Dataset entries

* * * * *

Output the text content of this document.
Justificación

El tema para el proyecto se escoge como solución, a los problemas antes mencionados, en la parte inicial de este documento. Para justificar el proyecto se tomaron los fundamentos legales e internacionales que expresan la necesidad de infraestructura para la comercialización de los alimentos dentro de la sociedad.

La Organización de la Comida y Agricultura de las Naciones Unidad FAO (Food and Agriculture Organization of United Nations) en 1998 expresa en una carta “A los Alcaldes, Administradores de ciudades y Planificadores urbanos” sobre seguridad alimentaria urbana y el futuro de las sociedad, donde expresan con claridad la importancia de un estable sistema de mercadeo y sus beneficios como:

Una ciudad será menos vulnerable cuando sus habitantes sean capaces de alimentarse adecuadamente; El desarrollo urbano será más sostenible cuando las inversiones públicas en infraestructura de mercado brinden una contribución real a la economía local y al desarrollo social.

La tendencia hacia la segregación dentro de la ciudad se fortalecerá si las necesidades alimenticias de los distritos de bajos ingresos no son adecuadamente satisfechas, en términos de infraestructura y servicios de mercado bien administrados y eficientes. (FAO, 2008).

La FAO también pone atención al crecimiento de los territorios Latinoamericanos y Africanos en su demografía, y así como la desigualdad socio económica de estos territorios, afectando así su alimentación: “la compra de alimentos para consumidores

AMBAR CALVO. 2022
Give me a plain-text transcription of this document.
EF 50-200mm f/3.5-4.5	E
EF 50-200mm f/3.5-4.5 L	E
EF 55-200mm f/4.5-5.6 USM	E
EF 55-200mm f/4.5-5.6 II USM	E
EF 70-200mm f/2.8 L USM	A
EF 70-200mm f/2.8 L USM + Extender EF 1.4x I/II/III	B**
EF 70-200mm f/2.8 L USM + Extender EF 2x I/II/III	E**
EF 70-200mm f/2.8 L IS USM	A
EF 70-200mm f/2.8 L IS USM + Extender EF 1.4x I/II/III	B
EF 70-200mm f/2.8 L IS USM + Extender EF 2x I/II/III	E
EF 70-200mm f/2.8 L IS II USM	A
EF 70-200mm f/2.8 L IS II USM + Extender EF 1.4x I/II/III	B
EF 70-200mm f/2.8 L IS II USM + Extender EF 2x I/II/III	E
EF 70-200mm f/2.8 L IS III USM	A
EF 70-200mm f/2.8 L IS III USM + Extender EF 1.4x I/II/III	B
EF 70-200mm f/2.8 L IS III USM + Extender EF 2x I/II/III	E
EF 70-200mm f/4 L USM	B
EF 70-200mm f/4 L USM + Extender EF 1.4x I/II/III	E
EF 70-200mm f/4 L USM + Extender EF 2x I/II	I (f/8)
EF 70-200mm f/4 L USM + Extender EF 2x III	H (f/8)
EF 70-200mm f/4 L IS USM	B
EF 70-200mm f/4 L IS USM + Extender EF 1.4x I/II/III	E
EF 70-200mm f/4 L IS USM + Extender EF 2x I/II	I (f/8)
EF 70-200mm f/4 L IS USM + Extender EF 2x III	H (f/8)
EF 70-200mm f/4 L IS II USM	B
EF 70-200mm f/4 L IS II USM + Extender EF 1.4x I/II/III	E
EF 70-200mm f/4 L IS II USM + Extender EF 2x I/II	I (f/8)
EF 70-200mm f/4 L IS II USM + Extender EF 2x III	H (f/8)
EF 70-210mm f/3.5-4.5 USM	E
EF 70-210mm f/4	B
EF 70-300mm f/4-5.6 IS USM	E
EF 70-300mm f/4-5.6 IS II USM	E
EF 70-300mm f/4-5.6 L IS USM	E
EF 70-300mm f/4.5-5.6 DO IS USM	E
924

* * * * *

= Stated goal =
State how many lines in the records above contain the word "this", giving only the number.

= Exercise result =
2